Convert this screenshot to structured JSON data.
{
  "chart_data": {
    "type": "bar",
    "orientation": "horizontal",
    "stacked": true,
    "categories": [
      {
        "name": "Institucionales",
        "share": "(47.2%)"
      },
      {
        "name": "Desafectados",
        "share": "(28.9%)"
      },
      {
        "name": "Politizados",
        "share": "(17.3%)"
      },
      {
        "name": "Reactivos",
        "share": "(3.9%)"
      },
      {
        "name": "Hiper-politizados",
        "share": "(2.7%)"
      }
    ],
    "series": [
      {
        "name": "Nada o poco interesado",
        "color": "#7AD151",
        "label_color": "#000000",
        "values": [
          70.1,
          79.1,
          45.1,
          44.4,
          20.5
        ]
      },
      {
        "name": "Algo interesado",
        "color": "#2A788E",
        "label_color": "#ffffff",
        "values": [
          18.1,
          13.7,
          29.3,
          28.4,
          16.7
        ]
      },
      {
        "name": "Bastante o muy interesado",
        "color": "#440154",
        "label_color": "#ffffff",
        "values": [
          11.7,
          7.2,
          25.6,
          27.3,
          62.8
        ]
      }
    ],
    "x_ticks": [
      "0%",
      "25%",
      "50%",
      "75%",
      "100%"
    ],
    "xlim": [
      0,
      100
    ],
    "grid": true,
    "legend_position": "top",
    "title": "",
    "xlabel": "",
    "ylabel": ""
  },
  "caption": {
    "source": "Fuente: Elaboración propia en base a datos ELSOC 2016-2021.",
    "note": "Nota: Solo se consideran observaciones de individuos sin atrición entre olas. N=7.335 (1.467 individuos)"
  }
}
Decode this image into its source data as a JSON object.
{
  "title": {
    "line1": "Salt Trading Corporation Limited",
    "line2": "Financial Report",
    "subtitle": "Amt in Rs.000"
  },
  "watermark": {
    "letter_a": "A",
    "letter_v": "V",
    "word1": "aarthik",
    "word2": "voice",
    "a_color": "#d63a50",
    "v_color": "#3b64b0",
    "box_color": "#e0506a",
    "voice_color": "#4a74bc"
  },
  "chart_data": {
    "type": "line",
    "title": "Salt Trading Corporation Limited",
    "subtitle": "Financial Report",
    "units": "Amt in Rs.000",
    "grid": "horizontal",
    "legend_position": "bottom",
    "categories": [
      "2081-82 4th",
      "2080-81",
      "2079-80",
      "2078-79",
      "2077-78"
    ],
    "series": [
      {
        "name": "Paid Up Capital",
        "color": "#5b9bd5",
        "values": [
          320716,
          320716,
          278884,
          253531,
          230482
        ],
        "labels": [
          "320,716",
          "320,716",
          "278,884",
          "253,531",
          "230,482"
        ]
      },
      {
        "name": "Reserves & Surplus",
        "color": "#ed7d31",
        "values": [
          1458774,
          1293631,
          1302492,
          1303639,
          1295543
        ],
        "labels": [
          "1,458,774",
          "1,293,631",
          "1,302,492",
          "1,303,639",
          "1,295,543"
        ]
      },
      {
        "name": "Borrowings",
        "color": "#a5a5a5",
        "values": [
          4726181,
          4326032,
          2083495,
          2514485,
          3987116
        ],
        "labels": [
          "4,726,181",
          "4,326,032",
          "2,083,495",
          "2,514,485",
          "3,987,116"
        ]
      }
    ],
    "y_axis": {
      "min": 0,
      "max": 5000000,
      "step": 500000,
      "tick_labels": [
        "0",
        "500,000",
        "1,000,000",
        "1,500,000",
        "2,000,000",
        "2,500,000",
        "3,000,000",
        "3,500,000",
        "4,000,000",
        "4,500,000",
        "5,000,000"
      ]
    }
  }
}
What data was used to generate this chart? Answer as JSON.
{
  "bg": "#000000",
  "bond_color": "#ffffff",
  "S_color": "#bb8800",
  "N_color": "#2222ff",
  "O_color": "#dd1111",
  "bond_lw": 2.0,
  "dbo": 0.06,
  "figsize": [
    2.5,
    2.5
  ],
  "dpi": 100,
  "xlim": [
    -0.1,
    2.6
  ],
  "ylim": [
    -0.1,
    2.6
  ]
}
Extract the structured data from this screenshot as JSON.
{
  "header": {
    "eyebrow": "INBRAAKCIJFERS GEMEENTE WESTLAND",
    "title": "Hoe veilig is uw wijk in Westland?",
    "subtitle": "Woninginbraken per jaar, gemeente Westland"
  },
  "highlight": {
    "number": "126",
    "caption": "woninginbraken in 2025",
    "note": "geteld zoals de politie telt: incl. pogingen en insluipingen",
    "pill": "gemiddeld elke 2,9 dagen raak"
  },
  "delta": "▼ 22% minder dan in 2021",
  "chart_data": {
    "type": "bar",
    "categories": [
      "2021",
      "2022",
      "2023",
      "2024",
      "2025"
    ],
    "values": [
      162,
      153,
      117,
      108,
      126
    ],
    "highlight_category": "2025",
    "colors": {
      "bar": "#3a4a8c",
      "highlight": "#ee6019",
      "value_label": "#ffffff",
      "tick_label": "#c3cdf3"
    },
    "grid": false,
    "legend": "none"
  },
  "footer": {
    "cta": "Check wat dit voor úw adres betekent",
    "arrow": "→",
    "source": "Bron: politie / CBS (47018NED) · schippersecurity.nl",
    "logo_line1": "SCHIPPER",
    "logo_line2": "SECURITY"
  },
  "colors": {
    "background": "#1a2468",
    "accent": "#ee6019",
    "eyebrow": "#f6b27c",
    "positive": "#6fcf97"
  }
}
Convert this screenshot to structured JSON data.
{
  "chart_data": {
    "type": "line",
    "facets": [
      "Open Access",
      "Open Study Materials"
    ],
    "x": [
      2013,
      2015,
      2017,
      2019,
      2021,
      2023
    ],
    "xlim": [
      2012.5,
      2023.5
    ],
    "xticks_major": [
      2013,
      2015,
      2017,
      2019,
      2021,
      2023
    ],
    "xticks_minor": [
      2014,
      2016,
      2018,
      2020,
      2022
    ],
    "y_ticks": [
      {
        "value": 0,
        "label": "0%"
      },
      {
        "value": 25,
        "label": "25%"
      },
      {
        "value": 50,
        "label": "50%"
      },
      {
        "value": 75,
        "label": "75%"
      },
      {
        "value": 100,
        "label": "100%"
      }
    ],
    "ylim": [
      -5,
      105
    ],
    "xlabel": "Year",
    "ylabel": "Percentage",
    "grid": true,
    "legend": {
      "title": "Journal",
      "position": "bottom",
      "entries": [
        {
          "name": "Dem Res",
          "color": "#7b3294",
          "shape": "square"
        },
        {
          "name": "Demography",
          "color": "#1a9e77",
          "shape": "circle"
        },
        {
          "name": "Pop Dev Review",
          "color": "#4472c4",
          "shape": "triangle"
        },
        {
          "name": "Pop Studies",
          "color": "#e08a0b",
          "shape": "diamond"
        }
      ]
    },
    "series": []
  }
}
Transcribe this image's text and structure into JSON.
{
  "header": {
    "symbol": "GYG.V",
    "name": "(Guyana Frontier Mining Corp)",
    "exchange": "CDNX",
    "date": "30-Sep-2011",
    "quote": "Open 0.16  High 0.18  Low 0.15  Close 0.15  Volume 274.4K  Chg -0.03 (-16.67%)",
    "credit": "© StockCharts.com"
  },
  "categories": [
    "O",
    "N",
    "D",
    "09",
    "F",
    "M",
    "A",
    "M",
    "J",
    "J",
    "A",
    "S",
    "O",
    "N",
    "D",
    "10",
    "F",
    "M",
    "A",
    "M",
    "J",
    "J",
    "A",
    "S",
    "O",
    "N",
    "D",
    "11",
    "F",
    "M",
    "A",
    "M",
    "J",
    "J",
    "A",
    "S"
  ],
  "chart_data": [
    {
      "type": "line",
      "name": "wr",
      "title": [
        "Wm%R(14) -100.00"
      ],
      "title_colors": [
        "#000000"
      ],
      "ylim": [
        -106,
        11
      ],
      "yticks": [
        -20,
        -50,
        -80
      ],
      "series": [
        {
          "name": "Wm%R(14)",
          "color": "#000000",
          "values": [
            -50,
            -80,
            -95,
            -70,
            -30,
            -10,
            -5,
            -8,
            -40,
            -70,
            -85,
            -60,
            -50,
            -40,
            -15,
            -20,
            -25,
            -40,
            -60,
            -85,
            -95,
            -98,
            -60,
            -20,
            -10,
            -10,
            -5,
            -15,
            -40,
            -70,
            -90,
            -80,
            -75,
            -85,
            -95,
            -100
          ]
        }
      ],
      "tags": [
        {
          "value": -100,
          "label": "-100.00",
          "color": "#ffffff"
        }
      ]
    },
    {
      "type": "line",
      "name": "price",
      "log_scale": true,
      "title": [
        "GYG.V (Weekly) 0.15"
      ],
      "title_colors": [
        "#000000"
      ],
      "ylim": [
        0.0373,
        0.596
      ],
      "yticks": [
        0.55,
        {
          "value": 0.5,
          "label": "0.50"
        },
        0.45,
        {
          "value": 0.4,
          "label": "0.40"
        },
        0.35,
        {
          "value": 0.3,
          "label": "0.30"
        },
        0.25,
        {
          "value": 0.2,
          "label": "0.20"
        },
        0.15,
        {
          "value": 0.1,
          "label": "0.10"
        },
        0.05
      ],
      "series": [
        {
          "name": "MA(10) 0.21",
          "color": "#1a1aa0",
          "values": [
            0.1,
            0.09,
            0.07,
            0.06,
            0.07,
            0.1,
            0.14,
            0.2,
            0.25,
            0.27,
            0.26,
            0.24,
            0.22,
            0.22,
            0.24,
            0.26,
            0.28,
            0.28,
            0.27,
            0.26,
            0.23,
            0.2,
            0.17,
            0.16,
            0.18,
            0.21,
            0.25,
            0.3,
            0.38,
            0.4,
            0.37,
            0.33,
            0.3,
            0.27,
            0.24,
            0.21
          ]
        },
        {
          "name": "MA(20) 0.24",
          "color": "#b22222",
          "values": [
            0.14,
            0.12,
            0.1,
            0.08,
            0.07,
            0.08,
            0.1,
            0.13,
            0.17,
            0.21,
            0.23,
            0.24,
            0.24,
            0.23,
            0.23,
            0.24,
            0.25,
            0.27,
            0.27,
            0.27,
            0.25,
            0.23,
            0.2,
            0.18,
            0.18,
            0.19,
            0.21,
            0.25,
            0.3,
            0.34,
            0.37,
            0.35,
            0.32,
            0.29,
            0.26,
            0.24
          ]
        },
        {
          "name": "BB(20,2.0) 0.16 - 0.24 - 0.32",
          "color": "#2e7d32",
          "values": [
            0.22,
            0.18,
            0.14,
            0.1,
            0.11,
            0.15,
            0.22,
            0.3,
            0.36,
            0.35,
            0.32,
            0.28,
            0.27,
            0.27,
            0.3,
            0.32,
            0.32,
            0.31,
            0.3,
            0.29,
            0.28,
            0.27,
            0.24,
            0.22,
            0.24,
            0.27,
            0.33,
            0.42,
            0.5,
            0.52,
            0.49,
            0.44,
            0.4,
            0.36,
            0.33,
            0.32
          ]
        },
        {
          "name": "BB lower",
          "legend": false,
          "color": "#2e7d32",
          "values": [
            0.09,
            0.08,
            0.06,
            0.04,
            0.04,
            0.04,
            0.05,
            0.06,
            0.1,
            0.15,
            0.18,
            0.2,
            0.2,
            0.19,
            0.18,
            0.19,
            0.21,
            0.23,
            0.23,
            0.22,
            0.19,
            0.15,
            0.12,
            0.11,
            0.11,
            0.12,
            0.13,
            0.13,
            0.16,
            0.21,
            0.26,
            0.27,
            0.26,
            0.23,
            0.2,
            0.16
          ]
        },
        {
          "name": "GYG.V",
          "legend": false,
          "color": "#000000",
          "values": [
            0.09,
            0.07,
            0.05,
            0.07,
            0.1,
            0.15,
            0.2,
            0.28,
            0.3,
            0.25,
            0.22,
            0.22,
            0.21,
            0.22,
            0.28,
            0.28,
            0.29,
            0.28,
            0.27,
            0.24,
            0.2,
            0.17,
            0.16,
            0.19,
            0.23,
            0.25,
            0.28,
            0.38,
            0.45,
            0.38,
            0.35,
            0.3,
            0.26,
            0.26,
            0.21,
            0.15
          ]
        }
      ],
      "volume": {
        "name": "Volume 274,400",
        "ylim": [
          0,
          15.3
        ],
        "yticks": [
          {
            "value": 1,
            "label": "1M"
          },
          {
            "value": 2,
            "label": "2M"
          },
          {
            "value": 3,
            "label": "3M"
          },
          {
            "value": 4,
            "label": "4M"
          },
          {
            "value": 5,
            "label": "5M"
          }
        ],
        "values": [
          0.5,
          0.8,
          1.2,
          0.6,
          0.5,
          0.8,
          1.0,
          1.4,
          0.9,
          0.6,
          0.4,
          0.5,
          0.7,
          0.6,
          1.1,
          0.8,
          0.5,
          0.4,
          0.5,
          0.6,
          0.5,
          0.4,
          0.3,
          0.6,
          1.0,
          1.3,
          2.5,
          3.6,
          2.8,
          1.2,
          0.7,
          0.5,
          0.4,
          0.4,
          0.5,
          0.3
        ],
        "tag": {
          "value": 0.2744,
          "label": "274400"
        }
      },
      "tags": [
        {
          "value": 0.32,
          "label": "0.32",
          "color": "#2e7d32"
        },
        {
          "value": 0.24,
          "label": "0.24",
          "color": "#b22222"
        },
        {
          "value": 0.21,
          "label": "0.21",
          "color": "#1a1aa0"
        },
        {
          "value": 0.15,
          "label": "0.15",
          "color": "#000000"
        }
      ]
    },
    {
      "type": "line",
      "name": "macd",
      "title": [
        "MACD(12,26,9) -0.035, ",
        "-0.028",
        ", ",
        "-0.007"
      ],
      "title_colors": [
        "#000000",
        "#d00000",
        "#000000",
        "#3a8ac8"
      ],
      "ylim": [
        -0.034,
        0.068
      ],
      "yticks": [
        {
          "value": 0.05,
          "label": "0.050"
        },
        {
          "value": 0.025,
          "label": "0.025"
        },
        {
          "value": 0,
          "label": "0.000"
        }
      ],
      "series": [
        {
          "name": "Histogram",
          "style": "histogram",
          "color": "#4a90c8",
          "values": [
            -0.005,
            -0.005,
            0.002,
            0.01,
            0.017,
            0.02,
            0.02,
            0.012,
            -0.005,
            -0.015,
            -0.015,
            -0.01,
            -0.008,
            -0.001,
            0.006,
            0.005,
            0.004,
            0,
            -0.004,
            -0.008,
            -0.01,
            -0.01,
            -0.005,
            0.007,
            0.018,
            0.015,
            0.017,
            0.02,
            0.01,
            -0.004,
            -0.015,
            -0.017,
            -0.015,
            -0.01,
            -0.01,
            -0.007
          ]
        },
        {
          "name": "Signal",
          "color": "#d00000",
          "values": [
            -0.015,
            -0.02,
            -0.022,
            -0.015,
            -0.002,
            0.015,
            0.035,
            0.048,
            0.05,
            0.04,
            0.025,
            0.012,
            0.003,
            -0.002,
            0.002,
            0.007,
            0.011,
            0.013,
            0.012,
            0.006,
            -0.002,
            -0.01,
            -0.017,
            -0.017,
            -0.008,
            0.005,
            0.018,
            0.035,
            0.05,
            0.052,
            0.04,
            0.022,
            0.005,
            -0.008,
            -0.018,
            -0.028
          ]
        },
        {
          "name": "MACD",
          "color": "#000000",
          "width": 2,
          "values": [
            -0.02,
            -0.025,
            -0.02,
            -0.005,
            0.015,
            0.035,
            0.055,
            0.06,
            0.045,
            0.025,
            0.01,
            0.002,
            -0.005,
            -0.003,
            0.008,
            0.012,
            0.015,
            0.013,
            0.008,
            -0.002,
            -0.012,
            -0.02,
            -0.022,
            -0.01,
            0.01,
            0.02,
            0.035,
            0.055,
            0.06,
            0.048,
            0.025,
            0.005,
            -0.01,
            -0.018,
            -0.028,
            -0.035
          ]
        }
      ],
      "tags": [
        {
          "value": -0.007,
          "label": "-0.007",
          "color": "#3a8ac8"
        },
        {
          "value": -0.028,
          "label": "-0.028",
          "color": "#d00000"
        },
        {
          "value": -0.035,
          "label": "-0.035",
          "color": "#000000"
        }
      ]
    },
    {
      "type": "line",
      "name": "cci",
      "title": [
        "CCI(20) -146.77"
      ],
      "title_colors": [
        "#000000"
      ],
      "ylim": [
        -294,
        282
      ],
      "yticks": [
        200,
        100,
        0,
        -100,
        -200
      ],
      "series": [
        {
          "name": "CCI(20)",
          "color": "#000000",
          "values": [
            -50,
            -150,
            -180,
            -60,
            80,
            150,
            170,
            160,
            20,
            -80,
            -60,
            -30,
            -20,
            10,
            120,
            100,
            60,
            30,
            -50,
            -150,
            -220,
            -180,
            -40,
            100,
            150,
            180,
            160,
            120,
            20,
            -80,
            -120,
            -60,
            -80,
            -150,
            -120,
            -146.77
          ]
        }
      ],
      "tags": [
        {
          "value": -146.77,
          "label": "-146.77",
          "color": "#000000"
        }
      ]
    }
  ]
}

_Problem to work on_
Of the lines above, how many include the word "interesado"? Reply with the number alone.

_Correct output_
3